GOAL:
The records should be repeated word for word, pictures excluded.

Saved entries
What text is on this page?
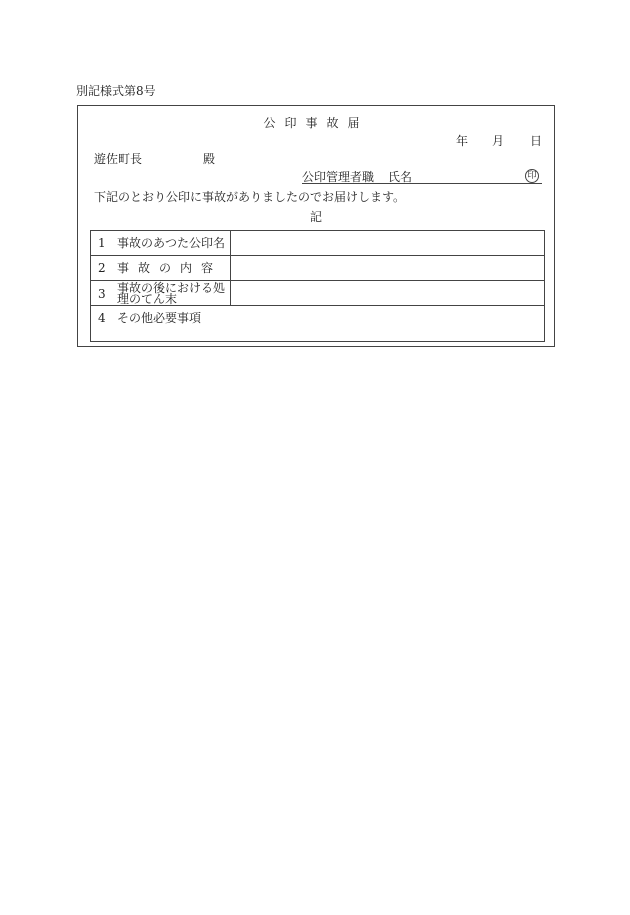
別記様式第8号
公印事故届
年 月 日
遊佐町長	殿
公印管理者職 氏名	印
下記のとおり公印に事故がありましたのでお届けします。
記
1 事故のあつた公印名
2 事故の内容
3 事故の後における処
理のてん末
4 その他必要事項
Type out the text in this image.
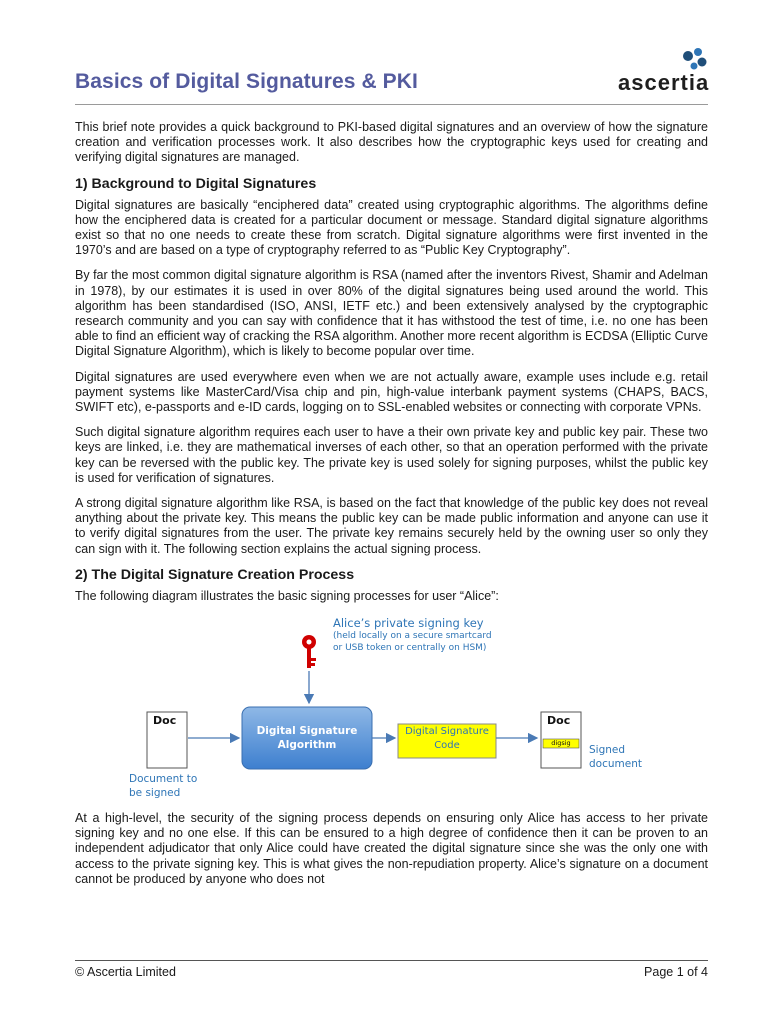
Basics of Digital Signatures & PKI	ascertia

This brief note provides a quick background to PKI-based digital signatures and an overview of how the signature creation and verification processes work. It also describes how the cryptographic keys used for creating and verifying digital signatures are managed.

1) Background to Digital Signatures

Digital signatures are basically “enciphered data” created using cryptographic algorithms. The algorithms define how the enciphered data is created for a particular document or message. Standard digital signature algorithms exist so that no one needs to create these from scratch. Digital signature algorithms were first invented in the 1970’s and are based on a type of cryptography referred to as “Public Key Cryptography”.

By far the most common digital signature algorithm is RSA (named after the inventors Rivest, Shamir and Adelman in 1978), by our estimates it is used in over 80% of the digital signatures being used around the world. This algorithm has been standardised (ISO, ANSI, IETF etc.) and been extensively analysed by the cryptographic research community and you can say with confidence that it has withstood the test of time, i.e. no one has been able to find an efficient way of cracking the RSA algorithm. Another more recent algorithm is ECDSA (Elliptic Curve Digital Signature Algorithm), which is likely to become popular over time.

Digital signatures are used everywhere even when we are not actually aware, example uses include e.g. retail payment systems like MasterCard/Visa chip and pin, high-value interbank payment systems (CHAPS, BACS, SWIFT etc), e-passports and e-ID cards, logging on to SSL-enabled websites or connecting with corporate VPNs.

Such digital signature algorithm requires each user to have a their own private key and public key pair. These two keys are linked, i.e. they are mathematical inverses of each other, so that an operation performed with the private key can be reversed with the public key. The private key is used solely for signing purposes, whilst the public key is used for verification of signatures.

A strong digital signature algorithm like RSA, is based on the fact that knowledge of the public key does not reveal anything about the private key. This means the public key can be made public information and anyone can use it to verify digital signatures from the user. The private key remains securely held by the owning user so only they can sign with it. The following section explains the actual signing process.

2) The Digital Signature Creation Process

The following diagram illustrates the basic signing processes for user “Alice”:

Alice’s private signing key
(held locally on a secure smartcard
or USB token or centrally on HSM)
Doc
Document to
be signed
Digital Signature
Algorithm
Digital Signature
Code
Doc
digsig
Signed
document

At a high-level, the security of the signing process depends on ensuring only Alice has access to her private signing key and no one else. If this can be ensured to a high degree of confidence then it can be proven to an independent adjudicator that only Alice could have created the digital signature since she was the only one with access to the private signing key. This is what gives the non-repudiation property. Alice’s signature on a document cannot be produced by anyone who does not

© Ascertia Limited	Page 1 of 4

SOLUTION TO THIS EXERCISE:
What text is on this page?
別記様式第8号
公印事故届
年 月 日
遊佐町長	殿
公印管理者職 氏名	印
下記のとおり公印に事故がありましたのでお届けします。
記
1 事故のあつた公印名
2 事故の内容
3 事故の後における処
理のてん末
4 その他必要事項
Type out the text in this image.
Basics of Digital Signatures & PKI	ascertia

This brief note provides a quick background to PKI-based digital signatures and an overview of how the signature creation and verification processes work. It also describes how the cryptographic keys used for creating and verifying digital signatures are managed.

1) Background to Digital Signatures

Digital signatures are basically “enciphered data” created using cryptographic algorithms. The algorithms define how the enciphered data is created for a particular document or message. Standard digital signature algorithms exist so that no one needs to create these from scratch. Digital signature algorithms were first invented in the 1970’s and are based on a type of cryptography referred to as “Public Key Cryptography”.

By far the most common digital signature algorithm is RSA (named after the inventors Rivest, Shamir and Adelman in 1978), by our estimates it is used in over 80% of the digital signatures being used around the world. This algorithm has been standardised (ISO, ANSI, IETF etc.) and been extensively analysed by the cryptographic research community and you can say with confidence that it has withstood the test of time, i.e. no one has been able to find an efficient way of cracking the RSA algorithm. Another more recent algorithm is ECDSA (Elliptic Curve Digital Signature Algorithm), which is likely to become popular over time.

Digital signatures are used everywhere even when we are not actually aware, example uses include e.g. retail payment systems like MasterCard/Visa chip and pin, high-value interbank payment systems (CHAPS, BACS, SWIFT etc), e-passports and e-ID cards, logging on to SSL-enabled websites or connecting with corporate VPNs.

Such digital signature algorithm requires each user to have a their own private key and public key pair. These two keys are linked, i.e. they are mathematical inverses of each other, so that an operation performed with the private key can be reversed with the public key. The private key is used solely for signing purposes, whilst the public key is used for verification of signatures.

A strong digital signature algorithm like RSA, is based on the fact that knowledge of the public key does not reveal anything about the private key. This means the public key can be made public information and anyone can use it to verify digital signatures from the user. The private key remains securely held by the owning user so only they can sign with it. The following section explains the actual signing process.

2) The Digital Signature Creation Process

The following diagram illustrates the basic signing processes for user “Alice”:

Alice’s private signing key
(held locally on a secure smartcard
or USB token or centrally on HSM)
Doc
Document to
be signed
Digital Signature
Algorithm
Digital Signature
Code
Doc
digsig
Signed
document

At a high-level, the security of the signing process depends on ensuring only Alice has access to her private signing key and no one else. If this can be ensured to a high degree of confidence then it can be proven to an independent adjudicator that only Alice could have created the digital signature since she was the only one with access to the private signing key. This is what gives the non-repudiation property. Alice’s signature on a document cannot be produced by anyone who does not

© Ascertia Limited	Page 1 of 4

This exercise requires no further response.